» **Work to complete**
Return each line of the listing below, unchanged, and omit the images.

» **Information given**
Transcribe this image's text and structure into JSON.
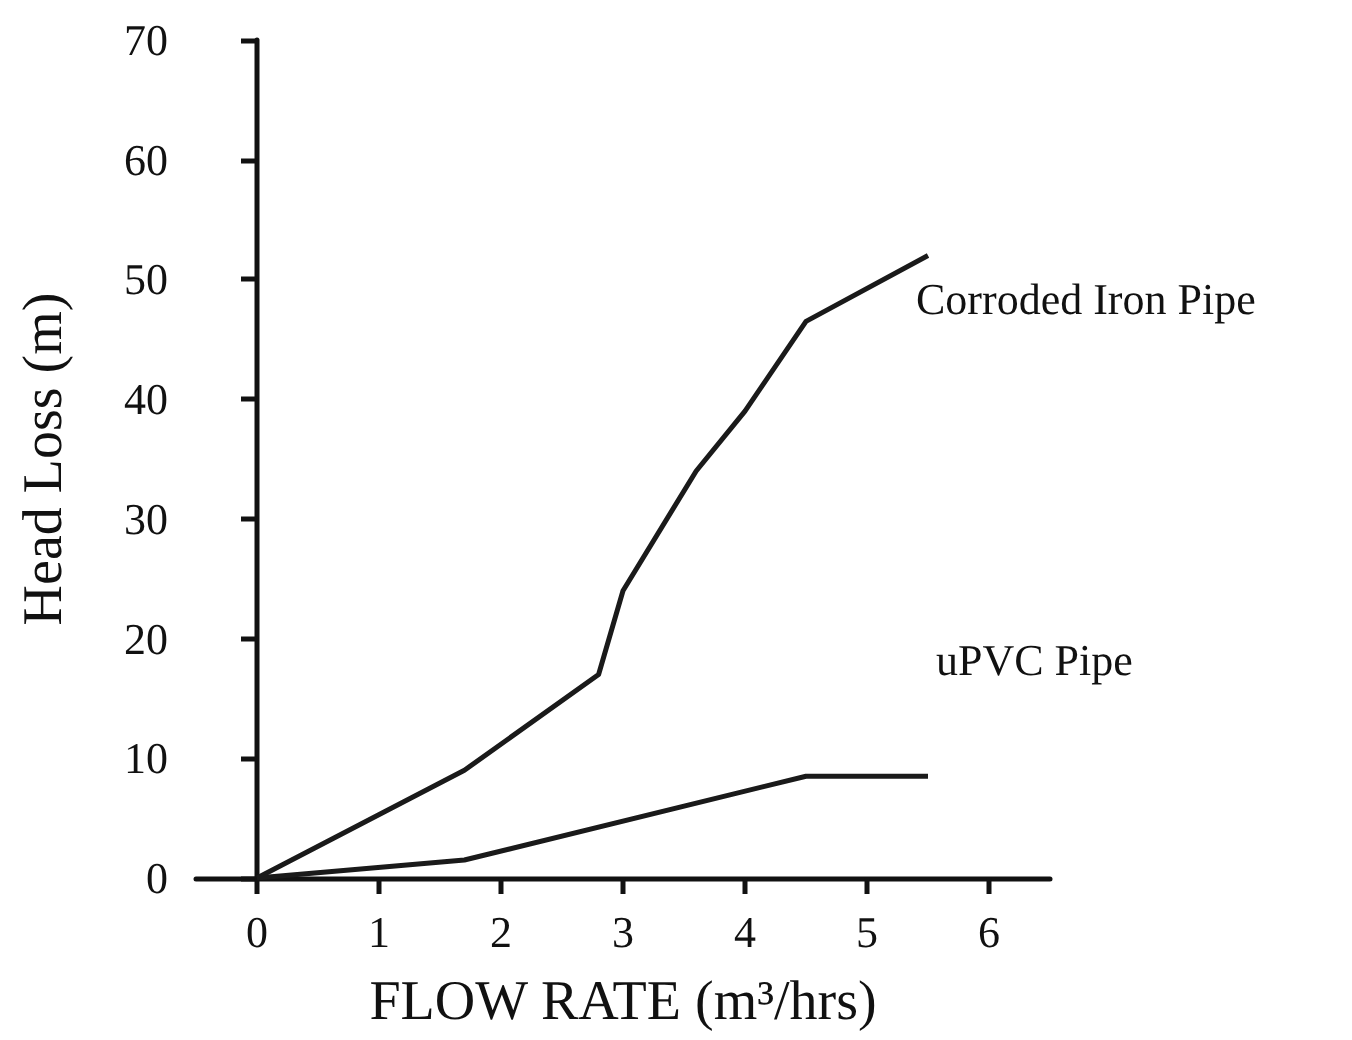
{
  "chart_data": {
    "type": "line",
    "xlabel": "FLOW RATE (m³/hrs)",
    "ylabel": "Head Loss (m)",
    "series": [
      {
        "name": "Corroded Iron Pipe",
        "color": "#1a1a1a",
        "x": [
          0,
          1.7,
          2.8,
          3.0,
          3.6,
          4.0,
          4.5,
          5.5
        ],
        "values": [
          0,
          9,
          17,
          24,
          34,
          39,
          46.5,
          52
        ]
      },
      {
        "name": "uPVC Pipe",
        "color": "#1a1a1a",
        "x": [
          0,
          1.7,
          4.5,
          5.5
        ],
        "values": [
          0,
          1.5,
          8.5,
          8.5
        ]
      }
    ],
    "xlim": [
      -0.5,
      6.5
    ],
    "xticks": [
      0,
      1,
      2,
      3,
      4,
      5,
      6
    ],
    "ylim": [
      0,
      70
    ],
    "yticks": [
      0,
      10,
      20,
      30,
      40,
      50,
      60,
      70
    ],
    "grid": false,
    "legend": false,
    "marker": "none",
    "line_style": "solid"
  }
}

» **Written reply**
Transcribe this image's text and structure into JSON.
{
  "chart_data": {
    "type": "line",
    "xlabel": "FLOW RATE (m³/hrs)",
    "ylabel": "Head Loss (m)",
    "series": [
      {
        "name": "Corroded Iron Pipe",
        "color": "#1a1a1a",
        "x": [
          0,
          1.7,
          2.8,
          3.0,
          3.6,
          4.0,
          4.5,
          5.5
        ],
        "values": [
          0,
          9,
          17,
          24,
          34,
          39,
          46.5,
          52
        ]
      },
      {
        "name": "uPVC Pipe",
        "color": "#1a1a1a",
        "x": [
          0,
          1.7,
          4.5,
          5.5
        ],
        "values": [
          0,
          1.5,
          8.5,
          8.5
        ]
      }
    ],
    "xlim": [
      -0.5,
      6.5
    ],
    "xticks": [
      0,
      1,
      2,
      3,
      4,
      5,
      6
    ],
    "ylim": [
      0,
      70
    ],
    "yticks": [
      0,
      10,
      20,
      30,
      40,
      50,
      60,
      70
    ],
    "grid": false,
    "legend": false,
    "marker": "none",
    "line_style": "solid"
  }
}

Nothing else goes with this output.